=== Task to carry out ===
Search the data below for the string "aliqua". Extract every line that contains it.

Dataset rows:

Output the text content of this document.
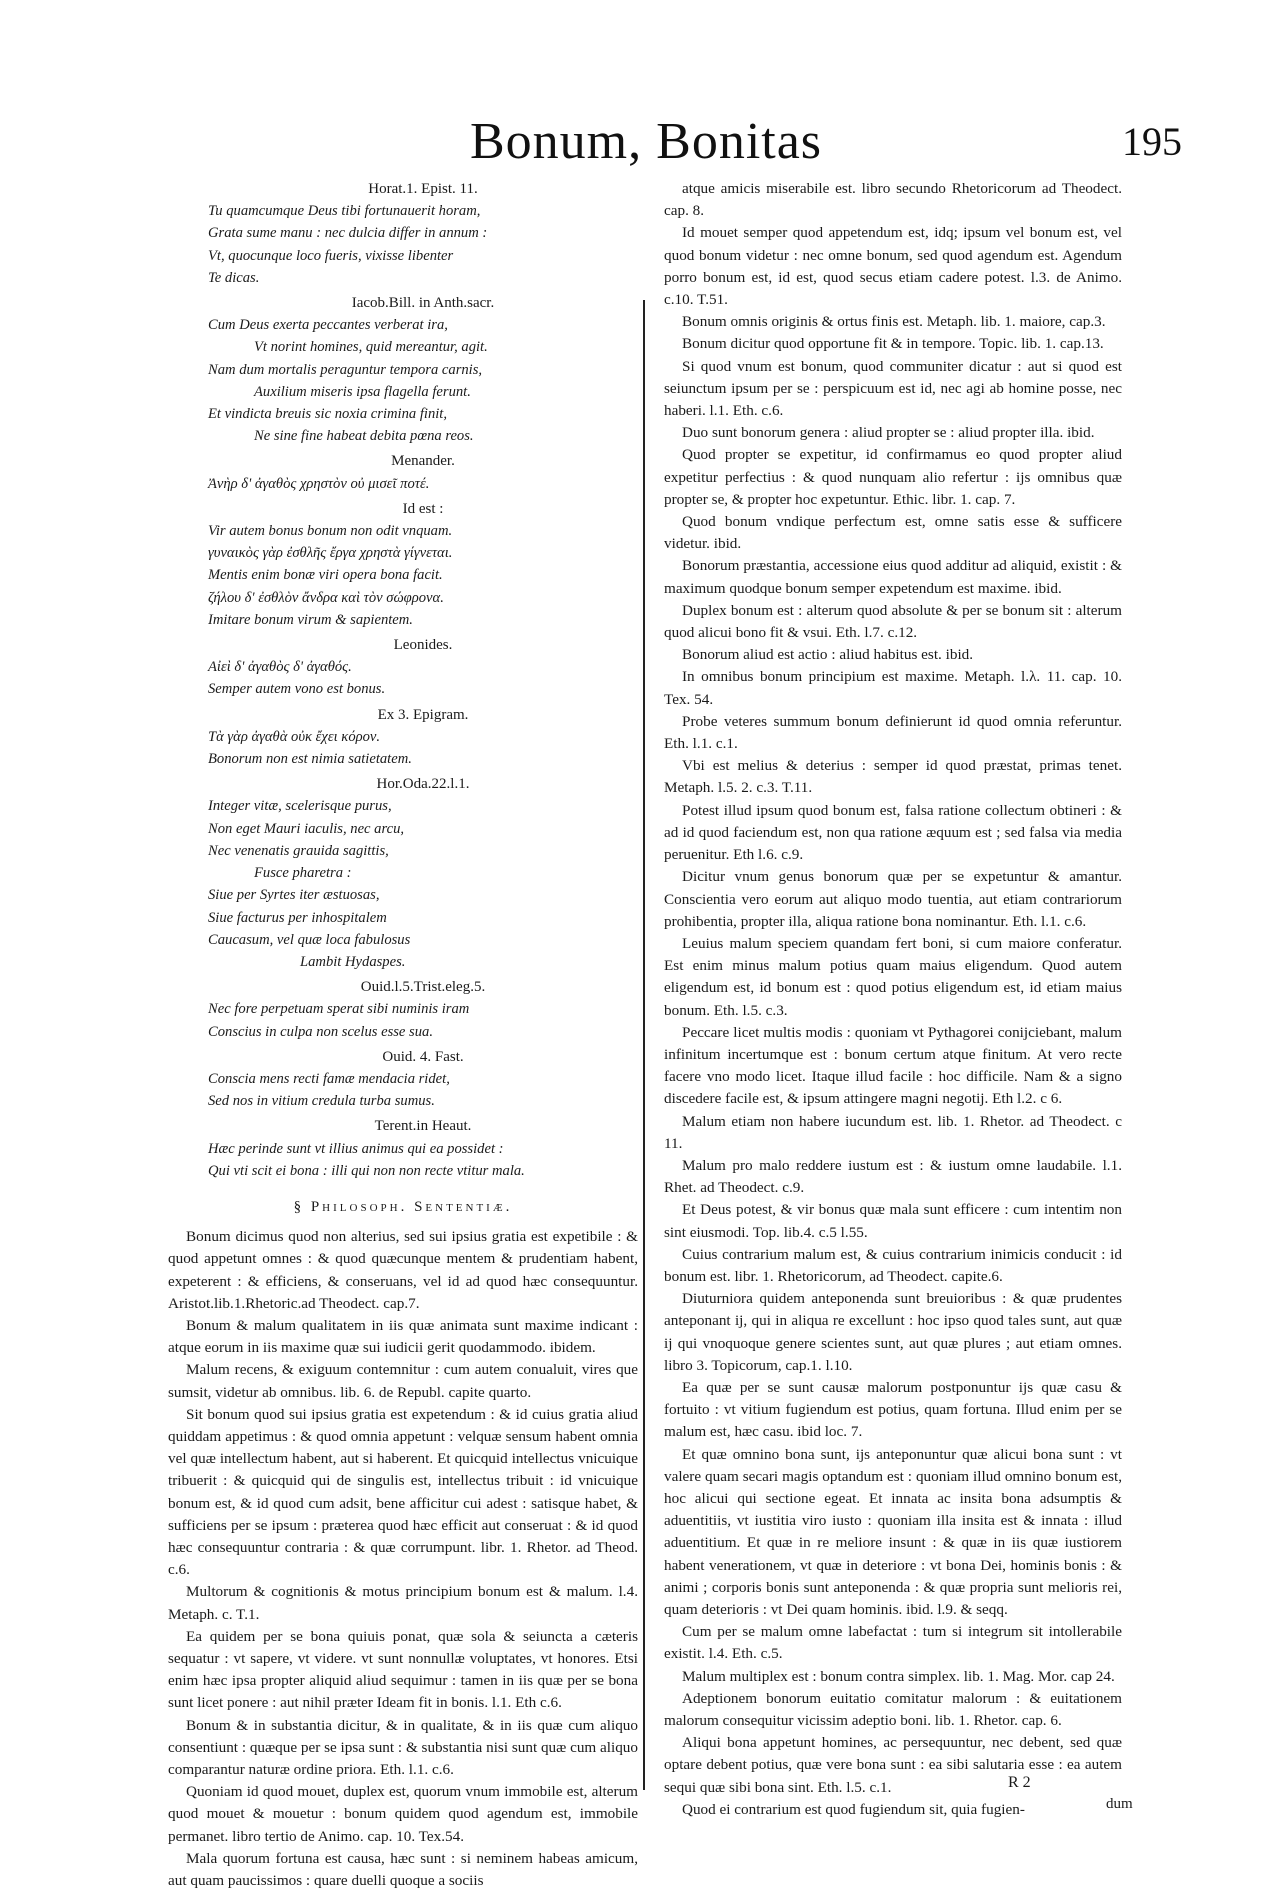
Bonum, Bonitas	195
Horat.1. Epist. 11.
Tu quamcumque Deus tibi fortunauerit horam,
Grata sume manu : nec dulcia differ in annum :
Vt, quocunque loco fueris, vixisse libenter
Te dicas.
Iacob.Bill. in Anth.sacr.
Cum Deus exerta peccantes verberat ira,
Vt norint homines, quid mereantur, agit.
Nam dum mortalis peraguntur tempora carnis,
Auxilium miseris ipsa flagella ferunt.
Et vindicta breuis sic noxia crimina finit,
Ne sine fine habeat debita pœna reos.
Menander.
Ἀνὴρ δ' ἀγαθὸς χρηστὸν οὐ μισεῖ ποτέ.
Id est :
Vir autem bonus bonum non odit vnquam.
γυναικὸς γὰρ ἐσθλῆς ἔργα χρηστὰ γίγνεται.
Mentis enim bonæ viri opera bona facit.
ζήλου δ' ἐσθλὸν ἄνδρα καὶ τὸν σώφρονα.
Imitare bonum virum & sapientem.
Leonides.
Αἰεὶ δ' ἀγαθὸς δ' ἀγαθός.
Semper autem vono est bonus.
Ex 3. Epigram.
Τὰ γὰρ ἀγαθὰ οὐκ ἔχει κόρον.
Bonorum non est nimia satietatem.
Hor.Oda.22.l.1.
Integer vitæ, scelerisque purus,
Non eget Mauri iaculis, nec arcu,
Nec venenatis grauida sagittis,
Fusce pharetra :
Siue per Syrtes iter æstuosas,
Siue facturus per inhospitalem
Caucasum, vel quæ loca fabulosus
Lambit Hydaspes.
Ouid.l.5.Trist.eleg.5.
Nec fore perpetuam sperat sibi numinis iram
Conscius in culpa non scelus esse sua.
Ouid. 4. Fast.
Conscia mens recti famæ mendacia ridet,
Sed nos in vitium credula turba sumus.
Terent.in Heaut.
Hæc perinde sunt vt illius animus qui ea possidet :
Qui vti scit ei bona : illi qui non non recte vtitur mala.
§ Philosoph. Sententiæ.

Bonum dicimus quod non alterius, sed sui ipsius gratia est expetibile : & quod appetunt omnes : & quod quæcunque mentem & prudentiam habent, expeterent : & efficiens, & conseruans, vel id ad quod hæc consequuntur. Aristot.lib.1.Rhetoric.ad Theodect. cap.7.

Bonum & malum qualitatem in iis quæ animata sunt maxime indicant : atque eorum in iis maxime quæ sui iudicii gerit quodammodo. ibidem.

Malum recens, & exiguum contemnitur : cum autem conualuit, vires que sumsit, videtur ab omnibus. lib. 6. de Republ. capite quarto.

Sit bonum quod sui ipsius gratia est expetendum : & id cuius gratia aliud quiddam appetimus : & quod omnia appetunt : velquæ sensum habent omnia vel quæ intellectum habent, aut si haberent. Et quicquid intellectus vnicuique tribuerit : & quicquid qui de singulis est, intellectus tribuit : id vnicuique bonum est, & id quod cum adsit, bene afficitur cui adest : satisque habet, & sufficiens per se ipsum : præterea quod hæc efficit aut conseruat : & id quod hæc consequuntur contraria : & quæ corrumpunt. libr. 1. Rhetor. ad Theod. c.6.

Multorum & cognitionis & motus principium bonum est & malum. l.4. Metaph. c. T.1.

Ea quidem per se bona quiuis ponat, quæ sola & seiuncta a cæteris sequatur : vt sapere, vt videre. vt sunt nonnullæ voluptates, vt honores. Etsi enim hæc ipsa propter aliquid aliud sequimur : tamen in iis quæ per se bona sunt licet ponere : aut nihil præter Ideam fit in bonis. l.1. Eth c.6.

Bonum & in substantia dicitur, & in qualitate, & in iis quæ cum aliquo consentiunt : quæque per se ipsa sunt : & substantia nisi sunt quæ cum aliquo comparantur naturæ ordine priora. Eth. l.1. c.6.

Quoniam id quod mouet, duplex est, quorum vnum immobile est, alterum quod mouet & mouetur : bonum quidem quod agendum est, immobile permanet. libro tertio de Animo. cap. 10. Tex.54.

Mala quorum fortuna est causa, hæc sunt : si neminem habeas amicum, aut quam paucissimos : quare duelli quoque a sociis

atque amicis miserabile est. libro secundo Rhetoricorum ad Theodect. cap. 8.

Id mouet semper quod appetendum est, idq; ipsum vel bonum est, vel quod bonum videtur : nec omne bonum, sed quod agendum est. Agendum porro bonum est, id est, quod secus etiam cadere potest. l.3. de Animo. c.10. T.51.

Bonum omnis originis & ortus finis est. Metaph. lib. 1. maiore, cap.3.

Bonum dicitur quod opportune fit & in tempore. Topic. lib. 1. cap.13.

Si quod vnum est bonum, quod communiter dicatur : aut si quod est seiunctum ipsum per se : perspicuum est id, nec agi ab homine posse, nec haberi. l.1. Eth. c.6.

Duo sunt bonorum genera : aliud propter se : aliud propter illa. ibid.

Quod propter se expetitur, id confirmamus eo quod propter aliud expetitur perfectius : & quod nunquam alio refertur : ijs omnibus quæ propter se, & propter hoc expetuntur. Ethic. libr. 1. cap. 7.

Quod bonum vndique perfectum est, omne satis esse & sufficere videtur. ibid.

Bonorum præstantia, accessione eius quod additur ad aliquid, existit : & maximum quodque bonum semper expetendum est maxime. ibid.

Duplex bonum est : alterum quod absolute & per se bonum sit : alterum quod alicui bono fit & vsui. Eth. l.7. c.12.

Bonorum aliud est actio : aliud habitus est. ibid.

In omnibus bonum principium est maxime. Metaph. l.λ. 11. cap. 10. Tex. 54.

Probe veteres summum bonum definierunt id quod omnia referuntur. Eth. l.1. c.1.

Vbi est melius & deterius : semper id quod præstat, primas tenet. Metaph. l.5. 2. c.3. T.11.

Potest illud ipsum quod bonum est, falsa ratione collectum obtineri : & ad id quod faciendum est, non qua ratione æquum est ; sed falsa via media peruenitur. Eth l.6. c.9.

Dicitur vnum genus bonorum quæ per se expetuntur & amantur. Conscientia vero eorum aut aliquo modo tuentia, aut etiam contrariorum prohibentia, propter illa, aliqua ratione bona nominantur. Eth. l.1. c.6.

Leuius malum speciem quandam fert boni, si cum maiore conferatur. Est enim minus malum potius quam maius eligendum. Quod autem eligendum est, id bonum est : quod potius eligendum est, id etiam maius bonum. Eth. l.5. c.3.

Peccare licet multis modis : quoniam vt Pythagorei conijciebant, malum infinitum incertumque est : bonum certum atque finitum. At vero recte facere vno modo licet. Itaque illud facile : hoc difficile. Nam & a signo discedere facile est, & ipsum attingere magni negotij. Eth l.2. c 6.

Malum etiam non habere iucundum est. lib. 1. Rhetor. ad Theodect. c 11.

Malum pro malo reddere iustum est : & iustum omne laudabile. l.1. Rhet. ad Theodect. c.9.

Et Deus potest, & vir bonus quæ mala sunt efficere : cum intentim non sint eiusmodi. Top. lib.4. c.5 l.55.

Cuius contrarium malum est, & cuius contrarium inimicis conducit : id bonum est. libr. 1. Rhetoricorum, ad Theodect. capite.6.

Diuturniora quidem anteponenda sunt breuioribus : & quæ prudentes anteponant ij, qui in aliqua re excellunt : hoc ipso quod tales sunt, aut quæ ij qui vnoquoque genere scientes sunt, aut quæ plures ; aut etiam omnes. libro 3. Topicorum, cap.1. l.10.

Ea quæ per se sunt causæ malorum postponuntur ijs quæ casu & fortuito : vt vitium fugiendum est potius, quam fortuna. Illud enim per se malum est, hæc casu. ibid loc. 7.

Et quæ omnino bona sunt, ijs anteponuntur quæ alicui bona sunt : vt valere quam secari magis optandum est : quoniam illud omnino bonum est, hoc alicui qui sectione egeat. Et innata ac insita bona adsumptis & aduentitiis, vt iustitia viro iusto : quoniam illa insita est & innata : illud aduentitium. Et quæ in re meliore insunt : & quæ in iis quæ iustiorem habent venerationem, vt quæ in deteriore : vt bona Dei, hominis bonis : & animi ; corporis bonis sunt anteponenda : & quæ propria sunt melioris rei, quam deterioris : vt Dei quam hominis. ibid. l.9. & seqq.

Cum per se malum omne labefactat : tum si integrum sit intollerabile existit. l.4. Eth. c.5.

Malum multiplex est : bonum contra simplex. lib. 1. Mag. Mor. cap 24.

Adeptionem bonorum euitatio comitatur malorum : & euitationem malorum consequitur vicissim adeptio boni. lib. 1. Rhetor. cap. 6.

Aliqui bona appetunt homines, ac persequuntur, nec debent, sed quæ optare debent potius, quæ vere bona sunt : ea sibi salutaria esse : ea autem sequi quæ sibi bona sint. Eth. l.5. c.1.

Quod ei contrarium est quod fugiendum sit, quia fugien-

R 2
dum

=== Answer below ===
Dicitur vnum genus bonorum quæ per se expetuntur & amantur. Conscientia vero eorum aut aliquo modo tuentia, aut etiam contrariorum prohibentia, propter illa, aliqua ratione bona nominantur. Eth. l.1. c.6.
Diuturniora quidem anteponenda sunt breuioribus : & quæ prudentes anteponant ij, qui in aliqua re excellunt : hoc ipso quod tales sunt, aut quæ ij qui vnoquoque genere scientes sunt, aut quæ plures ; aut etiam omnes. libro 3. Topicorum, cap.1. l.10.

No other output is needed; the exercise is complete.